Are there existing COTS systems (e.g. SAP, Dynamics, Salesforce) that are extensible but can do 60% of the base functionality out of the box? Can you start by integrating two systems or using your low code platform to prove the concept? A couple of engineers/freelancers/external shop for a few months is a lot cheaper than hiring a whole development team… others in the thread have given you a reasonable estimate of that.
Think about what’s the MVP needed to start showing ROI. Maybe do a smaller business case for that.
Look at the payback period internally and ask what hurdle rate is needed to invest from your CFO.
FWIW, I started programming F# during your tenure at MS and in a couple of years it became a really capable cross platform option - partly MS, partly community, but definitely helped out by you. Thanks!
This was me - my first .net language was F# (although I'd dabbled a tiny bit in C#); it was hard to learn the .net standard library as well as trying to learn functional idioms...
As a thought experiment, this got me thinking what would a solution just using .NET core look like? Obviously I don't have all the details but I think you can do all of those things in .NET (with the exception of the embedded stuff probably).
* Bluetooth and maps libraries are available for Xamarin, [1] [2]
* Control server could be written in C# using the .NET core worker template [3] and deployed as a SystemD service and then the SDK deployed as a package to enable local development.
* Cloud bridge deployed as a service or website using raw sockets, SignalR or Azure IOT hub (depending on requirements).
You'd end up with 2 languages instead of 5 and I suspect you'd be able to factor some code out into libraries as well...
> * Bluetooth and maps libraries are available for Xamarin, [1] [2]
I don’t have lots of direct experience with these in particular. I have played with the BLE shim libraries provided for Dart, React-Nativ, and Cordova back in the day. All were maybe ok for single characteristic rare interaction. But as you go up in connection frequency, characteristic count, or update frequency, things degrade in robustness quickly. I spent a solid couple of weeks getting our Kotlin/Android version up to being able to handle 1000 reconnects without hanging the chip. BLE is hard.
Given that even with the native map stuff, we had to jump through some “clever” hoops to get the kind of map overlay feedback we were looking for and at tolerable update speed, I remain skeptical that yet another abstraction layer wasn’t going to be an additional hindrance.

▬▬▬▬▬▬▬▬▬▬

Exercise requirements:
**a)** In the forum discussion about .NET and Bluetooth, how many reconnects did the Kotlin/Android version have to handle without hanging the chip?
**b)** Write a continuation of the forum discussion about .NET and Bluetooth, starting after its last sentence.

Given records:
▬▬▬▬▬▬▬▬▬▬

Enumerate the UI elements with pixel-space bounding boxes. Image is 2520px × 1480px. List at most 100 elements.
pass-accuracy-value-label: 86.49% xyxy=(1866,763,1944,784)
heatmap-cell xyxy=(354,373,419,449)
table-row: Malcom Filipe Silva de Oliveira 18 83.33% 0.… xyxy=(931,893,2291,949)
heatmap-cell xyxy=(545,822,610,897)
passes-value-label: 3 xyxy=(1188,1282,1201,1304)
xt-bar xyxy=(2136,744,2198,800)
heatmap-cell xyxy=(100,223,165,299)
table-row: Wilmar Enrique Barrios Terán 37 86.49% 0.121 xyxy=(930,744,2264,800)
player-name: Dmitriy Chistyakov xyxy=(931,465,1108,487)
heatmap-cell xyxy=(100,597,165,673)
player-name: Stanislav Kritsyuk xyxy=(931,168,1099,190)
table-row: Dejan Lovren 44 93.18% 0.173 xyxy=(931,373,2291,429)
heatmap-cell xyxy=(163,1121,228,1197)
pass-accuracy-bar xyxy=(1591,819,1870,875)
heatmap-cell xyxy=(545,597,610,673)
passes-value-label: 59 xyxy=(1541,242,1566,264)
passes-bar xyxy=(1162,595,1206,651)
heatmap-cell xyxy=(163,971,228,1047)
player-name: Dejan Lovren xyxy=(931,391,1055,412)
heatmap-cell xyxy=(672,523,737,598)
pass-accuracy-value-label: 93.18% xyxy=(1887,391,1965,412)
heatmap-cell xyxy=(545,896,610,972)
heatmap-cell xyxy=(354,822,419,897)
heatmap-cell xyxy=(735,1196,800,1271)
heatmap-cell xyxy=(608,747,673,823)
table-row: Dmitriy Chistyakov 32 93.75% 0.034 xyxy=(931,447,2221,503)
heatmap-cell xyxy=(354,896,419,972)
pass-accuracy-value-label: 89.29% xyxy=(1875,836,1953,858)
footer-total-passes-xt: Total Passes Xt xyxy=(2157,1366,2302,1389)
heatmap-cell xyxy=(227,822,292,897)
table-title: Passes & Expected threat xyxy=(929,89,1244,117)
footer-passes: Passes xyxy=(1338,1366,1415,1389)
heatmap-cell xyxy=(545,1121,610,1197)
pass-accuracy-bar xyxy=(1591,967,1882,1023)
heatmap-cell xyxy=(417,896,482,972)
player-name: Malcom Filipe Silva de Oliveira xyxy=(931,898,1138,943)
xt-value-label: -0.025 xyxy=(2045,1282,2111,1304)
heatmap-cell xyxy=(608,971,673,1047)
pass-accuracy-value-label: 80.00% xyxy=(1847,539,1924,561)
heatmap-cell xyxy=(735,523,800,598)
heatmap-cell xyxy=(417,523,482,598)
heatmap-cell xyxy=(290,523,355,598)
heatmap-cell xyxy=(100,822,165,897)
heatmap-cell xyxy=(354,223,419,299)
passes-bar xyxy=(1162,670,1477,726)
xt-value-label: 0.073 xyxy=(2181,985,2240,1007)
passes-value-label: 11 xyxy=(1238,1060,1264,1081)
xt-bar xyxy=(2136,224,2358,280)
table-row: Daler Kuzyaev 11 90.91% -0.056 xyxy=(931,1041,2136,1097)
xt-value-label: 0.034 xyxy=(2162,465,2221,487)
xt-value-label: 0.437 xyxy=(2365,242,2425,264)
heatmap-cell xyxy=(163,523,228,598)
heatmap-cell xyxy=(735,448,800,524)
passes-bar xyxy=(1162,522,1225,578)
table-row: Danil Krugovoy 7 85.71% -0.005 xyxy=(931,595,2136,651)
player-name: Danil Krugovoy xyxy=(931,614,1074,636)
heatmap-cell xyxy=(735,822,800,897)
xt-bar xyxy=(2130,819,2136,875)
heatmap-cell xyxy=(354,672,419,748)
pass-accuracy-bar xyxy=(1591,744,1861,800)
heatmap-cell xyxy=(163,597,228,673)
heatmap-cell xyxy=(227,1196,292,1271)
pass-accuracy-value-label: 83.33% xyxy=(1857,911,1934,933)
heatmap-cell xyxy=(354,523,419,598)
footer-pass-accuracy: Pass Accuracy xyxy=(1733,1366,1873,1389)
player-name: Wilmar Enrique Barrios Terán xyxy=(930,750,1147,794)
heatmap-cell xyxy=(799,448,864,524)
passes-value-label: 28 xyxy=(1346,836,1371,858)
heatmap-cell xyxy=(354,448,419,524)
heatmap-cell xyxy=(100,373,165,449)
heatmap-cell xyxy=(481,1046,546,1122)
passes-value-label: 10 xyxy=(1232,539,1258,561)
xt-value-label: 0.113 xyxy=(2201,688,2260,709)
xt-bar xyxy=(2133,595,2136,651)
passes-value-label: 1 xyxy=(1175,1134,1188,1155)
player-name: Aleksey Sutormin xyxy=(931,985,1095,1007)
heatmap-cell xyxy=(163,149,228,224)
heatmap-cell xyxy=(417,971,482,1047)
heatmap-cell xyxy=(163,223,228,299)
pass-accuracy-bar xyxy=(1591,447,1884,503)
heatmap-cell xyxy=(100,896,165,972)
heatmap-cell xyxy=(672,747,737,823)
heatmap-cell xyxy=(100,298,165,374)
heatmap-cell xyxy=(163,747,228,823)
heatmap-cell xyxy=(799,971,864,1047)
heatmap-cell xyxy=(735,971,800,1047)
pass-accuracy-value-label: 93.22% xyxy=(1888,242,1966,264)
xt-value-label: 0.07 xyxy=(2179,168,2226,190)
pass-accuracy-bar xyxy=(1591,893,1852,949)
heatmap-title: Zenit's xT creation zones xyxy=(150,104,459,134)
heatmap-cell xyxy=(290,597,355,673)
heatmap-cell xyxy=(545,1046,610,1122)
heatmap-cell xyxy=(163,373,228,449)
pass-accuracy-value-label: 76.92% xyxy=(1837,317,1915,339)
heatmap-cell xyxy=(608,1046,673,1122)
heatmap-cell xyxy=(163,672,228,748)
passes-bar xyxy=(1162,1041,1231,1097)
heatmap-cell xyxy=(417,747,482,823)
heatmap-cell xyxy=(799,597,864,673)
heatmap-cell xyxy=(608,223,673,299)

▬▬▬▬▬▬▬▬▬▬

Answers to the problems:
**a)** 1000 reconnects.

**b)**
> * Control server could be written in C# using the .NET core worker template [3] and deployed as a SystemD service and then the SDK deployed as a package to enable local development.
We have limited flash space. It’s too small to accommodate the gcc toolchain. If/when we want to do that, we used a mounted sd card to accommodate the space needed for doing hosted development. It’s pretty cumbersome compared to having Python right there. I would guess that if gcc wasn’t much of an option, c# was going to run into similar issues.
> * Cloud bridge deployed as a service or website using raw sockets, SignalR or Azure IOT hub (depending on requirements).
My choice to use Elixir here would be the most arguable. The nature of how we do MQTT communications securely (uniquely secured by each connection path) dictates either a single threaded many-socket mqtt client (we’d have to do this from scratch) or just use lots of threads, one per client connection. It is not uncommon to have 20,000 threads active in our current solution. Based on some peers comments, that would be a lot. But at that point, I guess we’d pursue the many clients on less threads approach. Which could have been in whatever. I really just wanted an excuse to take Elixir for a spin, and this was an area it could/did shine.
Very interesting - thanks! It's an interesting exercise thinking through some of the constraints and some of the engineering tradeoffs. Out of interest, how much development is actually done on device vs being done on another system and then loaded onto the SD card?
It's a diaeresis symbol rather than an umlaut, used (infrequently) to show that it's pronounced co-or rather than coor. Quite archaic, unless you're the New York Times, who use it as part of their house style, but not wrong!